Reproduce the listing below in full and without alteration, apart from its pictures.

Data for this task »
________________________
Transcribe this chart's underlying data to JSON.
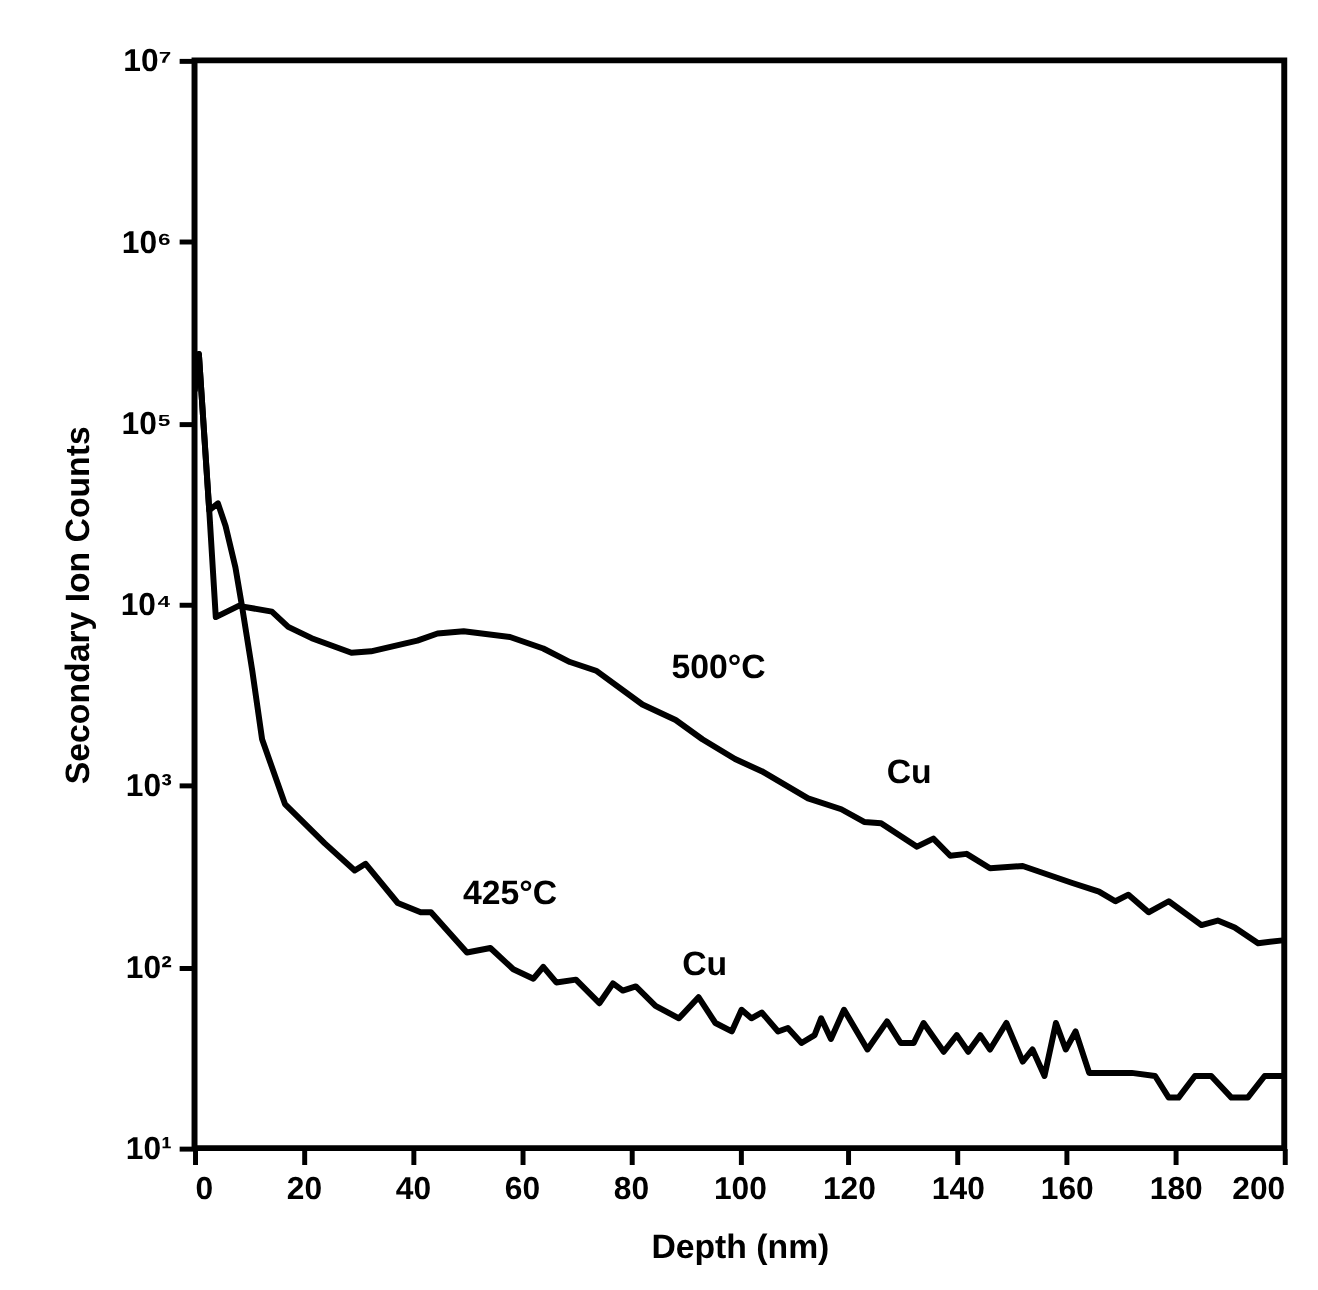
{
  "chart_data": {
    "type": "line",
    "xlabel": "Depth (nm)",
    "ylabel": "Secondary Ion Counts",
    "log": "y",
    "grid": false,
    "marker": "none",
    "line_style": "solid",
    "xlim": [
      0,
      200
    ],
    "xticks": [
      0,
      20,
      40,
      60,
      80,
      100,
      120,
      140,
      160,
      180,
      200
    ],
    "ylim": [
      10,
      10000000
    ],
    "yticks": [
      {
        "value": 10,
        "label": "10¹"
      },
      {
        "value": 100,
        "label": "10²"
      },
      {
        "value": 1000,
        "label": "10³"
      },
      {
        "value": 10000,
        "label": "10⁴"
      },
      {
        "value": 100000,
        "label": "10⁵"
      },
      {
        "value": 1000000,
        "label": "10⁶"
      },
      {
        "value": 10000000,
        "label": "10⁷"
      }
    ],
    "series": [
      {
        "color": "#000000",
        "x": [
          0,
          0.8,
          2.7,
          3.9,
          8.1,
          14.2,
          17.2,
          21.5,
          28.8,
          32.4,
          40.9,
          44.6,
          49.4,
          57.9,
          64,
          68.9,
          73.7,
          82.2,
          88.3,
          93.2,
          99.2,
          104.1,
          112.6,
          118.7,
          122.9,
          126,
          132.6,
          135.6,
          138.7,
          141.7,
          146,
          152,
          161.1,
          166,
          169,
          171.4,
          175.1,
          178.8,
          184.8,
          187.8,
          190.9,
          195.2,
          199.7
        ],
        "values": [
          150000,
          240000,
          33000,
          8500,
          9800,
          9100,
          7500,
          6500,
          5400,
          5500,
          6300,
          6900,
          7100,
          6600,
          5700,
          4800,
          4300,
          2800,
          2300,
          1800,
          1400,
          1200,
          850,
          740,
          630,
          620,
          460,
          510,
          410,
          420,
          350,
          360,
          290,
          260,
          230,
          250,
          200,
          230,
          170,
          180,
          165,
          135,
          140
        ]
      },
      {
        "color": "#000000",
        "x": [
          0,
          0.8,
          2.7,
          4.3,
          5.7,
          7.5,
          8.7,
          10.6,
          12.4,
          16.6,
          23.9,
          29.4,
          31.4,
          37.3,
          41.5,
          43.4,
          50,
          54.3,
          58.5,
          62.2,
          64,
          66.4,
          70,
          74.3,
          76.8,
          78.6,
          81,
          84.6,
          88.9,
          92.5,
          95.6,
          98.6,
          100.4,
          102.2,
          104.1,
          107.1,
          108.9,
          111.4,
          113.8,
          115,
          116.8,
          119.2,
          123.5,
          127.1,
          129.6,
          132,
          133.8,
          137.5,
          139.9,
          142,
          144.2,
          146,
          149,
          152,
          153.8,
          156,
          158.1,
          159.9,
          161.7,
          164.2,
          172,
          176.3,
          178.8,
          180.6,
          183.6,
          186.6,
          190.3,
          193.3,
          196.4,
          199.7
        ],
        "values": [
          150000,
          240000,
          33000,
          36000,
          27000,
          16000,
          9800,
          4300,
          1800,
          790,
          480,
          340,
          370,
          225,
          200,
          200,
          120,
          127,
          97,
          86,
          100,
          82,
          85,
          63,
          81,
          74,
          78,
          61,
          52,
          68,
          49,
          44,
          58,
          52,
          56,
          44,
          46,
          38,
          42,
          52,
          40,
          58,
          35,
          50,
          38,
          38,
          49,
          34,
          42,
          34,
          42,
          35,
          49,
          30,
          35,
          25,
          49,
          35,
          44,
          26,
          26,
          25,
          19,
          19,
          25,
          25,
          19,
          19,
          25,
          25
        ]
      }
    ],
    "annotations": [
      "500°C",
      "Cu",
      "425°C",
      "Cu"
    ]
  }
}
________________________
Final result »
Transcribe this chart's underlying data to JSON.
{
  "chart_data": {
    "type": "line",
    "xlabel": "Depth (nm)",
    "ylabel": "Secondary Ion Counts",
    "log": "y",
    "grid": false,
    "marker": "none",
    "line_style": "solid",
    "xlim": [
      0,
      200
    ],
    "xticks": [
      0,
      20,
      40,
      60,
      80,
      100,
      120,
      140,
      160,
      180,
      200
    ],
    "ylim": [
      10,
      10000000
    ],
    "yticks": [
      {
        "value": 10,
        "label": "10¹"
      },
      {
        "value": 100,
        "label": "10²"
      },
      {
        "value": 1000,
        "label": "10³"
      },
      {
        "value": 10000,
        "label": "10⁴"
      },
      {
        "value": 100000,
        "label": "10⁵"
      },
      {
        "value": 1000000,
        "label": "10⁶"
      },
      {
        "value": 10000000,
        "label": "10⁷"
      }
    ],
    "series": [
      {
        "color": "#000000",
        "x": [
          0,
          0.8,
          2.7,
          3.9,
          8.1,
          14.2,
          17.2,
          21.5,
          28.8,
          32.4,
          40.9,
          44.6,
          49.4,
          57.9,
          64,
          68.9,
          73.7,
          82.2,
          88.3,
          93.2,
          99.2,
          104.1,
          112.6,
          118.7,
          122.9,
          126,
          132.6,
          135.6,
          138.7,
          141.7,
          146,
          152,
          161.1,
          166,
          169,
          171.4,
          175.1,
          178.8,
          184.8,
          187.8,
          190.9,
          195.2,
          199.7
        ],
        "values": [
          150000,
          240000,
          33000,
          8500,
          9800,
          9100,
          7500,
          6500,
          5400,
          5500,
          6300,
          6900,
          7100,
          6600,
          5700,
          4800,
          4300,
          2800,
          2300,
          1800,
          1400,
          1200,
          850,
          740,
          630,
          620,
          460,
          510,
          410,
          420,
          350,
          360,
          290,
          260,
          230,
          250,
          200,
          230,
          170,
          180,
          165,
          135,
          140
        ]
      },
      {
        "color": "#000000",
        "x": [
          0,
          0.8,
          2.7,
          4.3,
          5.7,
          7.5,
          8.7,
          10.6,
          12.4,
          16.6,
          23.9,
          29.4,
          31.4,
          37.3,
          41.5,
          43.4,
          50,
          54.3,
          58.5,
          62.2,
          64,
          66.4,
          70,
          74.3,
          76.8,
          78.6,
          81,
          84.6,
          88.9,
          92.5,
          95.6,
          98.6,
          100.4,
          102.2,
          104.1,
          107.1,
          108.9,
          111.4,
          113.8,
          115,
          116.8,
          119.2,
          123.5,
          127.1,
          129.6,
          132,
          133.8,
          137.5,
          139.9,
          142,
          144.2,
          146,
          149,
          152,
          153.8,
          156,
          158.1,
          159.9,
          161.7,
          164.2,
          172,
          176.3,
          178.8,
          180.6,
          183.6,
          186.6,
          190.3,
          193.3,
          196.4,
          199.7
        ],
        "values": [
          150000,
          240000,
          33000,
          36000,
          27000,
          16000,
          9800,
          4300,
          1800,
          790,
          480,
          340,
          370,
          225,
          200,
          200,
          120,
          127,
          97,
          86,
          100,
          82,
          85,
          63,
          81,
          74,
          78,
          61,
          52,
          68,
          49,
          44,
          58,
          52,
          56,
          44,
          46,
          38,
          42,
          52,
          40,
          58,
          35,
          50,
          38,
          38,
          49,
          34,
          42,
          34,
          42,
          35,
          49,
          30,
          35,
          25,
          49,
          35,
          44,
          26,
          26,
          25,
          19,
          19,
          25,
          25,
          19,
          19,
          25,
          25
        ]
      }
    ],
    "annotations": [
      "500°C",
      "Cu",
      "425°C",
      "Cu"
    ]
  }
}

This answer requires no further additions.